EXTRACT TO READ:
— BEGIN —

Your work continues to impress. You make it all look so easy. Yet I know there is much careful thought and consideration before each operation. Then that wrankling feeling in your gut right before you plunge the tool in that says, "I hope this is right." ;)

Good show!
Todd
 
Your work continues to impress. You make it all look so easy. Yet I know there is much careful thought and consideration before each operation. Then that wrankling feeling in your gut right before you plunge the tool in that says, "I hope this is right." ;)

Good show!
Todd

Oh yeah, I know that feeling! Not so much on early cuts, its that last one on the part!
On one of the cylinders I marked out the locations for the passages, and was about to drill one when I noticed the lines on that part did not look the same as the other, had the dimensions swapped by mistake. Would have ruined it... Close call...

— END —

DATA PROVIDED:

— BEGIN —

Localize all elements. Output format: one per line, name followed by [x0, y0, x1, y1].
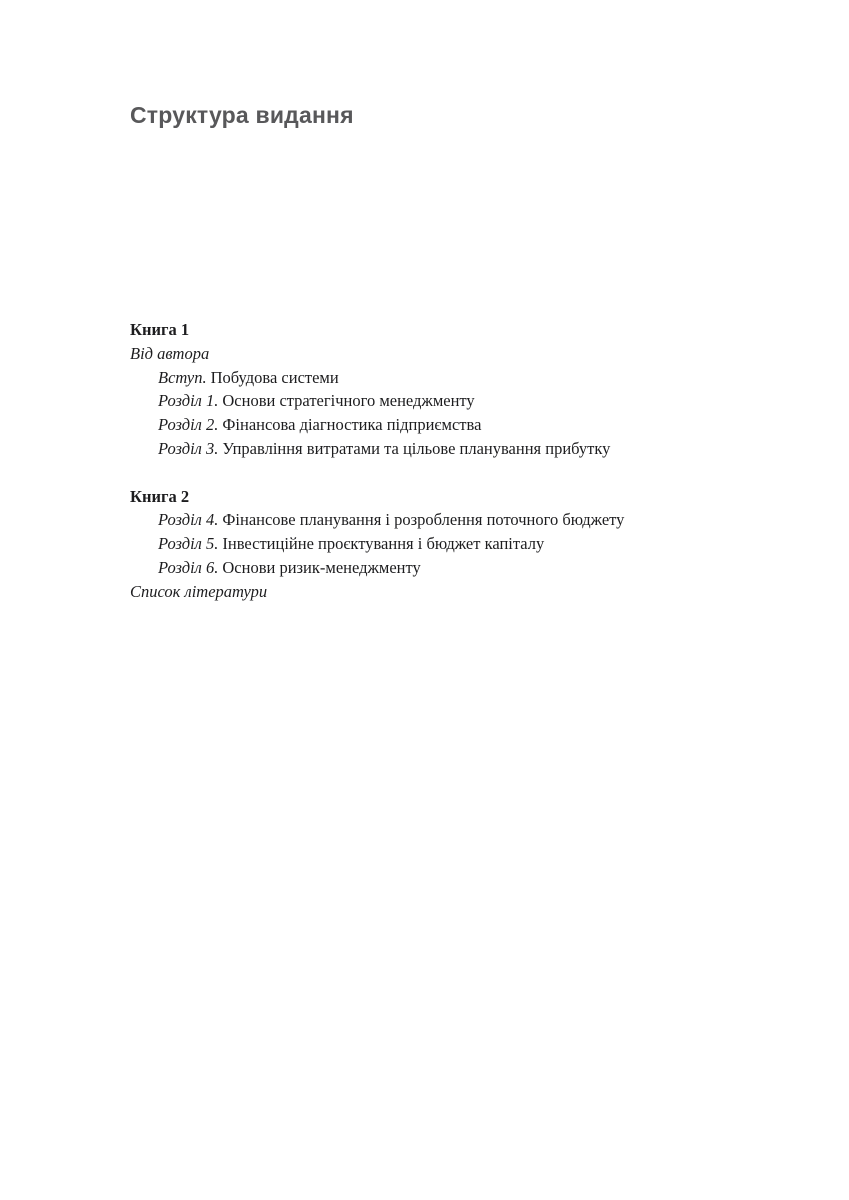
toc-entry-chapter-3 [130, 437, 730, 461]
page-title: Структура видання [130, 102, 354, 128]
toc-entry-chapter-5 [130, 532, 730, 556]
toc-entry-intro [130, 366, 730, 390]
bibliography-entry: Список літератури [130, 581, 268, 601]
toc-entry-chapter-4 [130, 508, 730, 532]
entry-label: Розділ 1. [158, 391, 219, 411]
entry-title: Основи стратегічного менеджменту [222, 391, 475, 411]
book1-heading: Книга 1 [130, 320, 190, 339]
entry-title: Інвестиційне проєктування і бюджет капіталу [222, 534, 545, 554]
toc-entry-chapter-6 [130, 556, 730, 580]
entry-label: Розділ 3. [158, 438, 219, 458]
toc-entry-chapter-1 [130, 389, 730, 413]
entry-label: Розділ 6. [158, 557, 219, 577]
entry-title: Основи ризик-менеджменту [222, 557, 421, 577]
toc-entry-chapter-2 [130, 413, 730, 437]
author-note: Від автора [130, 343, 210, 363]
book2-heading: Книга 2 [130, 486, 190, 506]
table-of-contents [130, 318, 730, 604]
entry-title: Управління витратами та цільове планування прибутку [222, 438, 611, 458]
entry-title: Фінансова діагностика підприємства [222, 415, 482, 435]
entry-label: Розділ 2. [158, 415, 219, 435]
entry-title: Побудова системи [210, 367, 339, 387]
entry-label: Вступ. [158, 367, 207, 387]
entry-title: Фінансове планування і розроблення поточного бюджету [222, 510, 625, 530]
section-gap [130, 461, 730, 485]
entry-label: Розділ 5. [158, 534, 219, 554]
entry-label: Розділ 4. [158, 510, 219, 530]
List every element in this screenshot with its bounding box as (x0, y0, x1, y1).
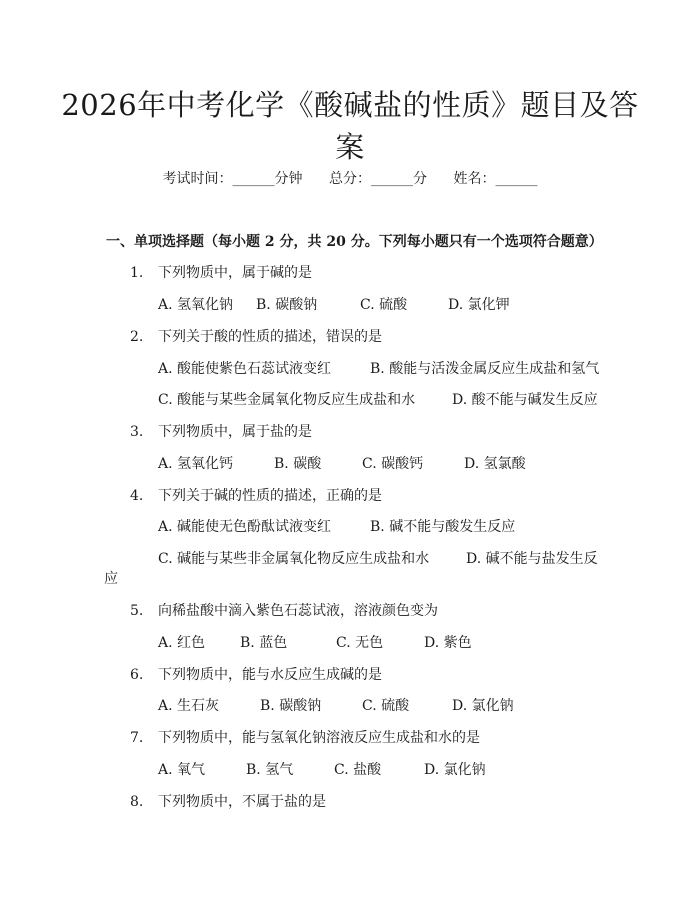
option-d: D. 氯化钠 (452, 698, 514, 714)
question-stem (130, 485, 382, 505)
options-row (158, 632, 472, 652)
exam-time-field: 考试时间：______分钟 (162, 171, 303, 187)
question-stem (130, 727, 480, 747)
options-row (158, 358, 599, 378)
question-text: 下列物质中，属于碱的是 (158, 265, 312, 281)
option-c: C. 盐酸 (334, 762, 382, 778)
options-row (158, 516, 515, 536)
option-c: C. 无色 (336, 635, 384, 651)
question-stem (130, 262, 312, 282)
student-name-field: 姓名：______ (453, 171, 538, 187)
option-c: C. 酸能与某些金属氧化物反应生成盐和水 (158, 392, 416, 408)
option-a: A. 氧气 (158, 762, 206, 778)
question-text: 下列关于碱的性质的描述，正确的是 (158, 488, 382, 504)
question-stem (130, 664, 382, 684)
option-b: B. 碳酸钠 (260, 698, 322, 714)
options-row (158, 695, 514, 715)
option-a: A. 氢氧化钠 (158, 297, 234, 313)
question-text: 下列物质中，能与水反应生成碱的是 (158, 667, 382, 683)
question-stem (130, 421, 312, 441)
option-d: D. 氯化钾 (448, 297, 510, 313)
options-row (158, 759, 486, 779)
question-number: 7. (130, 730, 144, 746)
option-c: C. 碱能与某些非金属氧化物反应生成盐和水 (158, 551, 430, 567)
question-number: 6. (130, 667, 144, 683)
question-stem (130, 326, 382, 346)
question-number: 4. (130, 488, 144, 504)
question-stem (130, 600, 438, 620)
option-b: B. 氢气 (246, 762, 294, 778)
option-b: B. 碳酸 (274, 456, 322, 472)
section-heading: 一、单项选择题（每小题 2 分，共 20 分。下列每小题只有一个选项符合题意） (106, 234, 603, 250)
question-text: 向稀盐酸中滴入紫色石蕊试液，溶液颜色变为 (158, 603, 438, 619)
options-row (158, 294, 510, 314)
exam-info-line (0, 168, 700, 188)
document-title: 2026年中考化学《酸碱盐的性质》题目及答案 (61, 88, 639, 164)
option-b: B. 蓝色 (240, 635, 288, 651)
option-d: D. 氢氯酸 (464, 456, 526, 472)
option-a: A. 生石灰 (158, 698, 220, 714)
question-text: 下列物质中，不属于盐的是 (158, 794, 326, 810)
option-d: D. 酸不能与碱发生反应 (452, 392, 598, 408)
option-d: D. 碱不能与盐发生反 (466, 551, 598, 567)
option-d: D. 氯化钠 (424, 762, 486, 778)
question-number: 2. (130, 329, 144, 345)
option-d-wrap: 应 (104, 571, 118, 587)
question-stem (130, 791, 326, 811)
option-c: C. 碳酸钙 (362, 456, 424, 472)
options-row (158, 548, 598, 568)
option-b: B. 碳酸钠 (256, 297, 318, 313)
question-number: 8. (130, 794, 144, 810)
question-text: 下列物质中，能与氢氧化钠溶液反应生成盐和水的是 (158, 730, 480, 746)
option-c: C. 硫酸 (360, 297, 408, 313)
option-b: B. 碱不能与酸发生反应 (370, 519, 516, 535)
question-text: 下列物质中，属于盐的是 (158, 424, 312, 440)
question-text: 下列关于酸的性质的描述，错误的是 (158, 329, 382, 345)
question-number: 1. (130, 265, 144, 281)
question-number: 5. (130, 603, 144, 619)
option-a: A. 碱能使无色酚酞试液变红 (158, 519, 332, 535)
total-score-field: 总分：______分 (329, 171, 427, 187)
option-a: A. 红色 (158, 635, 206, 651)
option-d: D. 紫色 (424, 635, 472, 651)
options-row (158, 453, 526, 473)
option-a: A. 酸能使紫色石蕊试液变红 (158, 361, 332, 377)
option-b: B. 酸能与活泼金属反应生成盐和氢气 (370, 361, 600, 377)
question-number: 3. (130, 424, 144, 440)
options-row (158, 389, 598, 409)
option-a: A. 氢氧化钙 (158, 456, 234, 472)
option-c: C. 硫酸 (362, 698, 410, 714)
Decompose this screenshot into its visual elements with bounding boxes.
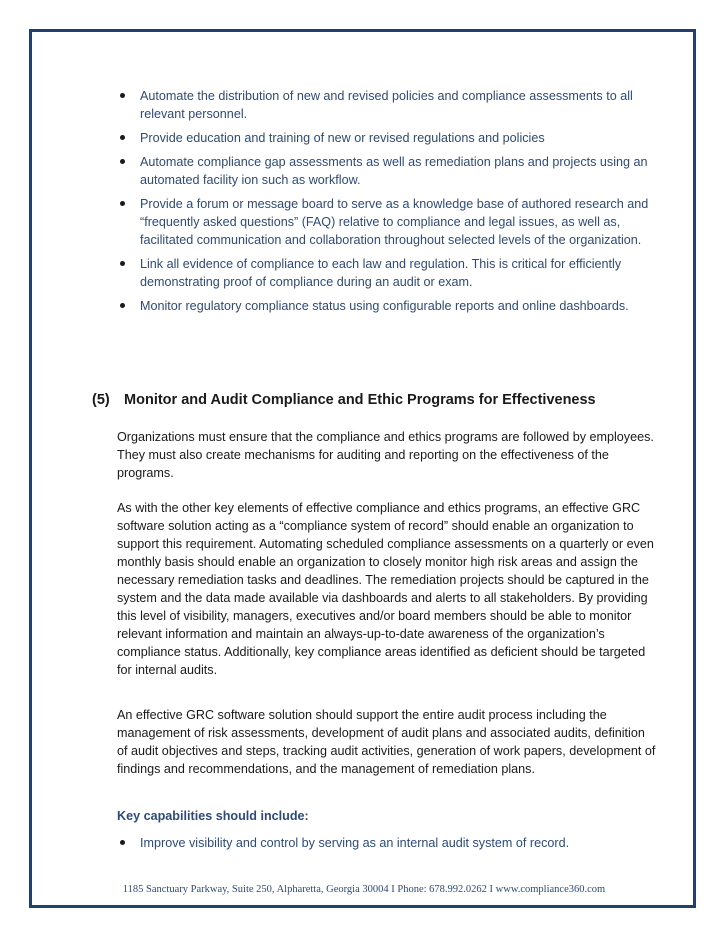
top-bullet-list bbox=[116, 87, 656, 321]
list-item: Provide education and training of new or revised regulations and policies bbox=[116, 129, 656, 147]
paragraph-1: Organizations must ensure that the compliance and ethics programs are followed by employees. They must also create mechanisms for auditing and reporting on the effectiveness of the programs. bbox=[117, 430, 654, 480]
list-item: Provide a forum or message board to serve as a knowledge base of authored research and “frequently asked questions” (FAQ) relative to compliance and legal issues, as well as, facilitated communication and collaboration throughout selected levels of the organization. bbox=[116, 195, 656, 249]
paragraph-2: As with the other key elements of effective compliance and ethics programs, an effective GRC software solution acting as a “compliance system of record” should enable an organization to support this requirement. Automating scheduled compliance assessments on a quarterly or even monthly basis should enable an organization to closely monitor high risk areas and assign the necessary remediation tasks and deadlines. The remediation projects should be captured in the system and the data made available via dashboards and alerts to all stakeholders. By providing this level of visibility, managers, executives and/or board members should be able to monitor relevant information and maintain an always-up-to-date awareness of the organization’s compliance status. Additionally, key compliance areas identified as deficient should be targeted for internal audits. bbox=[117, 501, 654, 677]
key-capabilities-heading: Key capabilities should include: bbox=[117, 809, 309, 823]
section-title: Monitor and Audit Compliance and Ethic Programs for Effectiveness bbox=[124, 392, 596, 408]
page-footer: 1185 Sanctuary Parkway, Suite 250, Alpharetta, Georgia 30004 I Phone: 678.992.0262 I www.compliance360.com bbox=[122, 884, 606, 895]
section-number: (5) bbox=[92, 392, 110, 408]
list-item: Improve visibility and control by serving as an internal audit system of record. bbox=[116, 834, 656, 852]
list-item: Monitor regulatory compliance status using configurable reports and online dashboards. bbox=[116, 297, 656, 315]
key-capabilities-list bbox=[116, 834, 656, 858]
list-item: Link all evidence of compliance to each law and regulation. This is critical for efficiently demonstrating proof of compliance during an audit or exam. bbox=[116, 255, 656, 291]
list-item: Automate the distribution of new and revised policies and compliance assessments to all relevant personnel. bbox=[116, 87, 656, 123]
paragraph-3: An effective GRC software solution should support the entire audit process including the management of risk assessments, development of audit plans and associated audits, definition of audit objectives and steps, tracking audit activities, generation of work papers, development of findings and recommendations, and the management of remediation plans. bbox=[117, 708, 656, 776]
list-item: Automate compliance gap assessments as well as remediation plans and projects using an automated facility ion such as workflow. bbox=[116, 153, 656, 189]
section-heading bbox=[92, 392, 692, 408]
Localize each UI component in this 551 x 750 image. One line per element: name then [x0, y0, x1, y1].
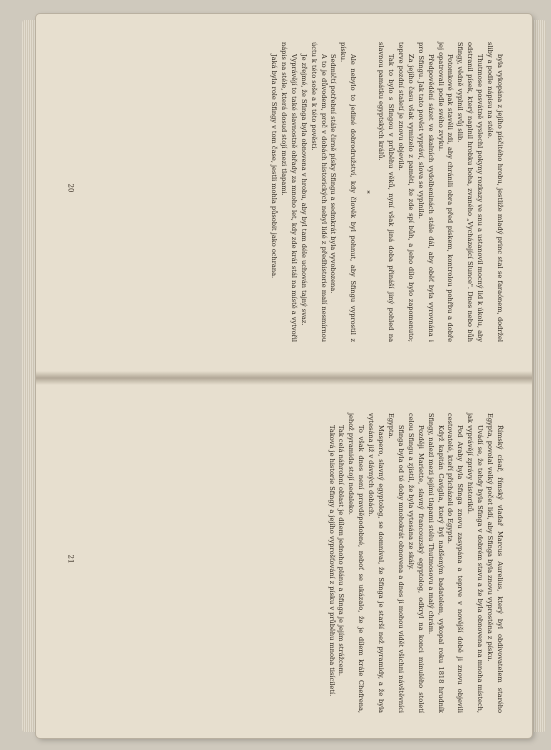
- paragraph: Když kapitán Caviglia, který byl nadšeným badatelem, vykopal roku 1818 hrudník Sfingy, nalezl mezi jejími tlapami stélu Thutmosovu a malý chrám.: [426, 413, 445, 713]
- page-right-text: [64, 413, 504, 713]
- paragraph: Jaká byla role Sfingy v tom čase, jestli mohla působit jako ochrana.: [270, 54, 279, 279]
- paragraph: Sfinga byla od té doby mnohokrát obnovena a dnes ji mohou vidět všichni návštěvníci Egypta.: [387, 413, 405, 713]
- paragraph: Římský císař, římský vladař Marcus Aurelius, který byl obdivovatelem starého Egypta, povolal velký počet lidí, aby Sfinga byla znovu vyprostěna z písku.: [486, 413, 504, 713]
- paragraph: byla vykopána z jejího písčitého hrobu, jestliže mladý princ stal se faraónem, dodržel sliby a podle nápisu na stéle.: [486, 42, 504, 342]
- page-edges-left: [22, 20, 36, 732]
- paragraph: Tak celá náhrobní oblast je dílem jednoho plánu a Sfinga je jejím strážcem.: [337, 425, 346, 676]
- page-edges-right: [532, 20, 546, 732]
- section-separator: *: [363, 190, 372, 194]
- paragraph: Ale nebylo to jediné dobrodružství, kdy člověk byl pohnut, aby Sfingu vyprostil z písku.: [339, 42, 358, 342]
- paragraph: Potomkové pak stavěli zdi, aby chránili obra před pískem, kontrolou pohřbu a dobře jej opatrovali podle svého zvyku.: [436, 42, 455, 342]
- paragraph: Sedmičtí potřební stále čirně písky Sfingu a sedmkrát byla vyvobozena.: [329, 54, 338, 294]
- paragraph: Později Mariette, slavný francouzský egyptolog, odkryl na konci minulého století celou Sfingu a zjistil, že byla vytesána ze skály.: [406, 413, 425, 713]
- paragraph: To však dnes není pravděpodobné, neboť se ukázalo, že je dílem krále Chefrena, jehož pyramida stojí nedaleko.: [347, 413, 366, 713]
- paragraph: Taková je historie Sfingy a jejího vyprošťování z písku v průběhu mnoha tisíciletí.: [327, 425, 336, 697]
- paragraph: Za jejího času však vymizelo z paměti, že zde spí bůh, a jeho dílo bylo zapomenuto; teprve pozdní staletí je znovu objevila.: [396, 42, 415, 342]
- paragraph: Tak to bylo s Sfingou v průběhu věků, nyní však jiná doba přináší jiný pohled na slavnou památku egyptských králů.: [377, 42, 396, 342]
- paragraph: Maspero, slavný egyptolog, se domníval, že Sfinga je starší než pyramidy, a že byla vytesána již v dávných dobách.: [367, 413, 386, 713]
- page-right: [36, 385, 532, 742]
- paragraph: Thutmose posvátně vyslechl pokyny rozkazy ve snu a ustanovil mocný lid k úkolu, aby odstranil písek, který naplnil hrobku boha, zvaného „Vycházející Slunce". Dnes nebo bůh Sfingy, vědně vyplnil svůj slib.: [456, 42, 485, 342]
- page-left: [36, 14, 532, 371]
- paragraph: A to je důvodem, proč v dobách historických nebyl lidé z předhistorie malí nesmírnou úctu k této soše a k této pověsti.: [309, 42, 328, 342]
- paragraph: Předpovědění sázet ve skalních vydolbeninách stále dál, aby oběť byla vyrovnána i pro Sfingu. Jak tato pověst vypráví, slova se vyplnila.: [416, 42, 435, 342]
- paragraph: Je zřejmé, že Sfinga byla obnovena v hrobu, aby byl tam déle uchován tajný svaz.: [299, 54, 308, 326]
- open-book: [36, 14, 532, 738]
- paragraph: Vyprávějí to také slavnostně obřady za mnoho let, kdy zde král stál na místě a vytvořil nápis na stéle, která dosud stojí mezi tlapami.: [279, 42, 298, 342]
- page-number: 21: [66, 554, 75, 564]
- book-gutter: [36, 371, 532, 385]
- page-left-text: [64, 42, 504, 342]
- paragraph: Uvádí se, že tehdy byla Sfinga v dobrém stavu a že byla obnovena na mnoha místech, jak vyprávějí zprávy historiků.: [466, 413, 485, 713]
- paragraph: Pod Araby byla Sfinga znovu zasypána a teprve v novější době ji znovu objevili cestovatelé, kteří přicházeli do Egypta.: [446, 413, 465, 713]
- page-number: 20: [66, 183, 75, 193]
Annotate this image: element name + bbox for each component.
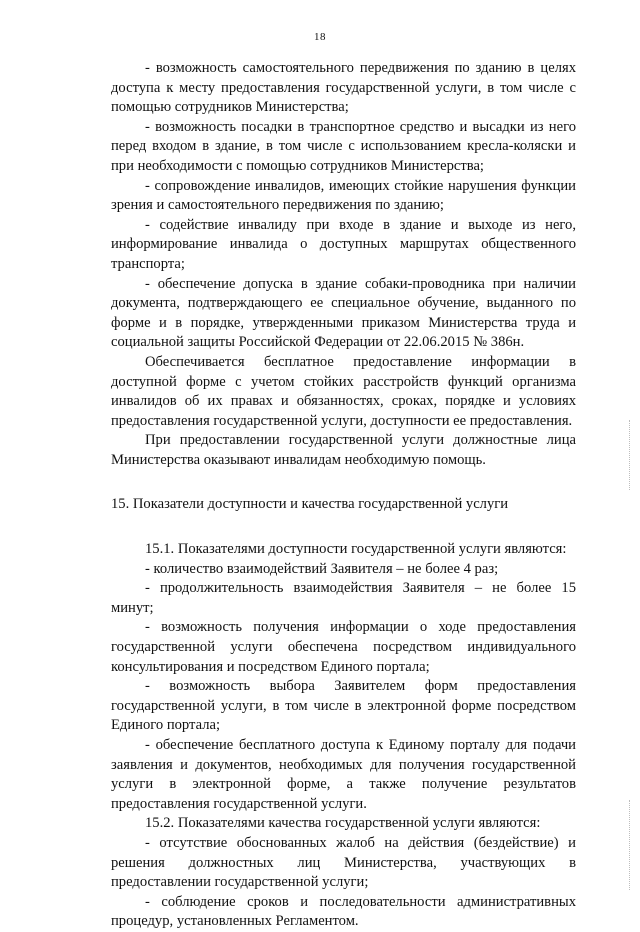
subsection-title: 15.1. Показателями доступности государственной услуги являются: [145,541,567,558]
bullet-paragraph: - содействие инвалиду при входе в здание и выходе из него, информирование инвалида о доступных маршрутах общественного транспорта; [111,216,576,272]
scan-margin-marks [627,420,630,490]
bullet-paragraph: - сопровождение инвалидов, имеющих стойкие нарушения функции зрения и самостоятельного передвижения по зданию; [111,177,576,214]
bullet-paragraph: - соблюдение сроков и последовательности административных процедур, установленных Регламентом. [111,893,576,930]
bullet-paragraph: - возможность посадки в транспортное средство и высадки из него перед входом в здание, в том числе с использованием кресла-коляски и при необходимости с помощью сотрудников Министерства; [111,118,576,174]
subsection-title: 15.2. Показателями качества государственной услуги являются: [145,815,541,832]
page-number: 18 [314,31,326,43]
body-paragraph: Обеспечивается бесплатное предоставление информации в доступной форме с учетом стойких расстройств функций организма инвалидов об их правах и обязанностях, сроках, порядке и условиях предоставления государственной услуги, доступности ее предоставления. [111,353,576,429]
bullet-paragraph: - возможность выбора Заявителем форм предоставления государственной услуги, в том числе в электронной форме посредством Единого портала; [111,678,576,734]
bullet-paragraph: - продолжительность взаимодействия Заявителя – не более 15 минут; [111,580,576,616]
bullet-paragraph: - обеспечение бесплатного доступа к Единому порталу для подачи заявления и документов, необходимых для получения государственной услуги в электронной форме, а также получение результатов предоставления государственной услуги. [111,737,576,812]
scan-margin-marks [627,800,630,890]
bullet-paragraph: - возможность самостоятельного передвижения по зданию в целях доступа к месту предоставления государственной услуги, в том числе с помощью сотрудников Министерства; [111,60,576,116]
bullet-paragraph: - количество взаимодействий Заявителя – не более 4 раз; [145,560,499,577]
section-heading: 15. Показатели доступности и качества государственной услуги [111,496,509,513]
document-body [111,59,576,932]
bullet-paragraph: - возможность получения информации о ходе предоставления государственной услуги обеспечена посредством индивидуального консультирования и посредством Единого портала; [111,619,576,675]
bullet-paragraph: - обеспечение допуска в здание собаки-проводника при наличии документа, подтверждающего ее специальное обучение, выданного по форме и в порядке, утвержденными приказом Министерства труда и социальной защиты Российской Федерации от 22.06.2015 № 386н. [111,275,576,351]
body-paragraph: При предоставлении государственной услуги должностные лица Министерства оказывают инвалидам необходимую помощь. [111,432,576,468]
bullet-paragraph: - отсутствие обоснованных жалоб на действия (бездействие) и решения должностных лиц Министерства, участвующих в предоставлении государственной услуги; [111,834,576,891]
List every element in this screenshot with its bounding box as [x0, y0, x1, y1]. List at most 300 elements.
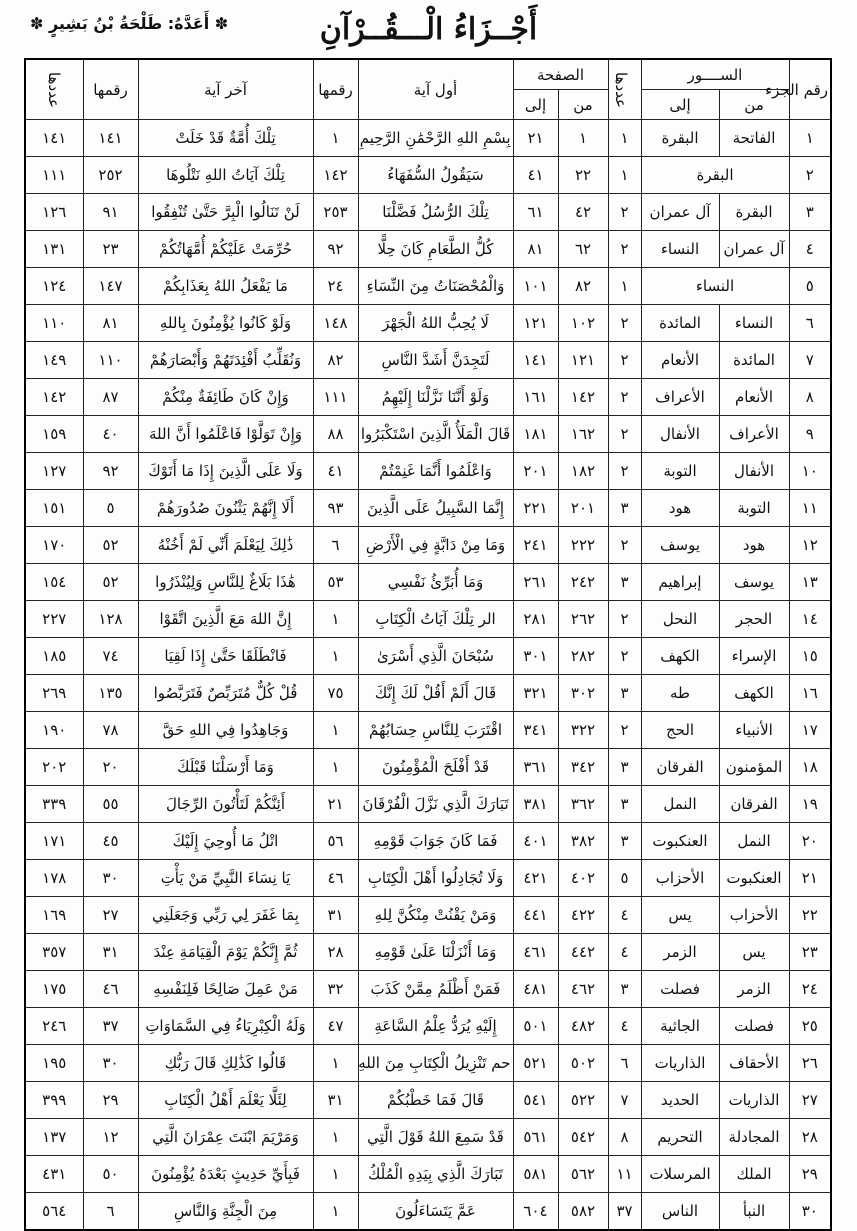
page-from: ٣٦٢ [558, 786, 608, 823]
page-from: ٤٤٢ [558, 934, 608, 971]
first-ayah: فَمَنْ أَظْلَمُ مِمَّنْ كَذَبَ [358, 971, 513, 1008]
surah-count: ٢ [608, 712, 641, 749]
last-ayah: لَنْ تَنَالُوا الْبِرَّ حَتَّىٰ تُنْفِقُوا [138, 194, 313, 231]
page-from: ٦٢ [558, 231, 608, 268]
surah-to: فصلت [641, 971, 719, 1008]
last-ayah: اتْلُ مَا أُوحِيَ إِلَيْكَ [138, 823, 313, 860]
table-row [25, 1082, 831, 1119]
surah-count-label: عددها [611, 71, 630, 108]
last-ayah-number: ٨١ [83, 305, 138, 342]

— END —

WORK TO DO:
**A.** In the entries, begin at the line that has "top-bullet-list bbox=[116, 87, 656, 321]" and stop after the line that has "list-item: Provide a". Repeat those lines word for word, with nothing added.
**B.** Continue the forum exchange about machining a cylinder from the point where it stops.

RESULTS FOR EACH TASK:
**A.**
top-bullet-list bbox=[116, 87, 656, 321]
list-item: Provide education and training of new or revised regulations and policies bbox=[116, 129, 656, 147]
paragraph-1: Organizations must ensure that the compliance and ethics programs are followed by employees. They must also create mechanisms for auditing and reporting on the effectiveness of the programs. bbox=[117, 430, 654, 480]
list-item: Provide a forum or message board to serve as a knowledge base of authored research and “frequently asked questions” (FAQ) relative to compliance and legal issues, as well as, facilitated communication and collaboration throughout selected levels of the organization. bbox=[116, 195, 656, 249]

**B.**
Bunch more done on the cylinder blocks today - started out with drilling the holes for the cylinder end caps. There are four 3-48 holes at each end. To get them all lined up properly, and also to make sure the holes in the caps get drilled to match properly later, a jig was made (one thing Kozo shows in his book is great use of jigs - a real time saver, plus it ensures repeatability of placement on multiple parts). I took a piece of brass plate and bored a hole in it to match the bore of the cylinder. With the piece still in the 4-jaw so the hole was centered still, holes were drilled on the rotary table at the distance needed for the mount holes (all sized for tapping at 3-48 ) . (okay - that was annoying - try putting the numbers 3-48 followed by a close paren and period without it turning into a smiley! Like this: 3-48). Extra space solved that one...). Then made a pair of stepped blocks for either end, with the narrow part of the step also matching the cylinder. Note that I made the top end cap deeper than needed - will show why later in this post. With a bolt running down the center, the pieces all sit on the cylinder block the same way each time (markings on the plate show which way to turn it to line up with the front edge). The first photo shows the jig in use, with the block held in the vise, but the vise just handheld on the table, so the drill would self-center in the hole.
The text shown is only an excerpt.